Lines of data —
((

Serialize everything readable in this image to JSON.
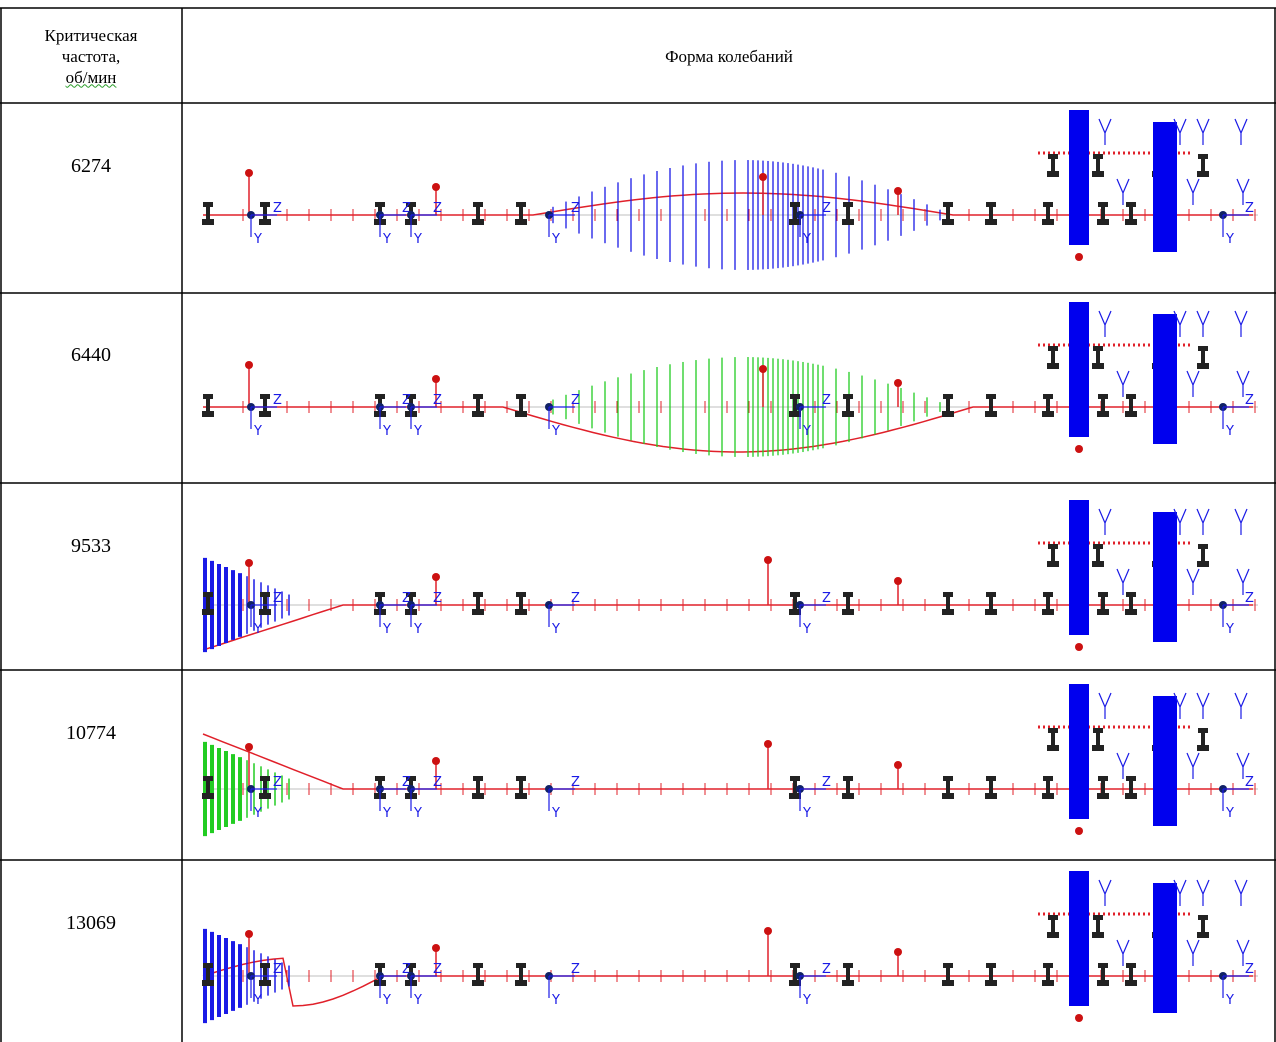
{
  "header": {
    "col1_line1": "Критическая",
    "col1_line2": "частота,",
    "col1_line3": "об/мин",
    "col2": "Форма колебаний"
  },
  "rows": [
    {
      "frequency": "6274",
      "mode_color": "blue",
      "shape": "mid-bulge-up"
    },
    {
      "frequency": "6440",
      "mode_color": "green",
      "shape": "mid-bulge-down"
    },
    {
      "frequency": "9533",
      "mode_color": "blue",
      "shape": "left-end"
    },
    {
      "frequency": "10774",
      "mode_color": "green",
      "shape": "left-end"
    },
    {
      "frequency": "13069",
      "mode_color": "blue",
      "shape": "left-end-wave"
    }
  ],
  "diagram_labels": {
    "axis_z": "Z",
    "axis_y": "Y"
  },
  "colors": {
    "shaft": "#e0202a",
    "blue_mode": "#1a1ae6",
    "green_mode": "#22cc22",
    "disk": "#0000ee",
    "support": "#222222",
    "grid": "#000000"
  }
}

))

WRITTEN REQUEST — Read the entries above, then pull out the lines that include "frequency".

ANSWER TO THE EXERCISE —
      "frequency": "6274",
      "frequency": "6440",
      "frequency": "9533",
      "frequency": "10774",
      "frequency": "13069",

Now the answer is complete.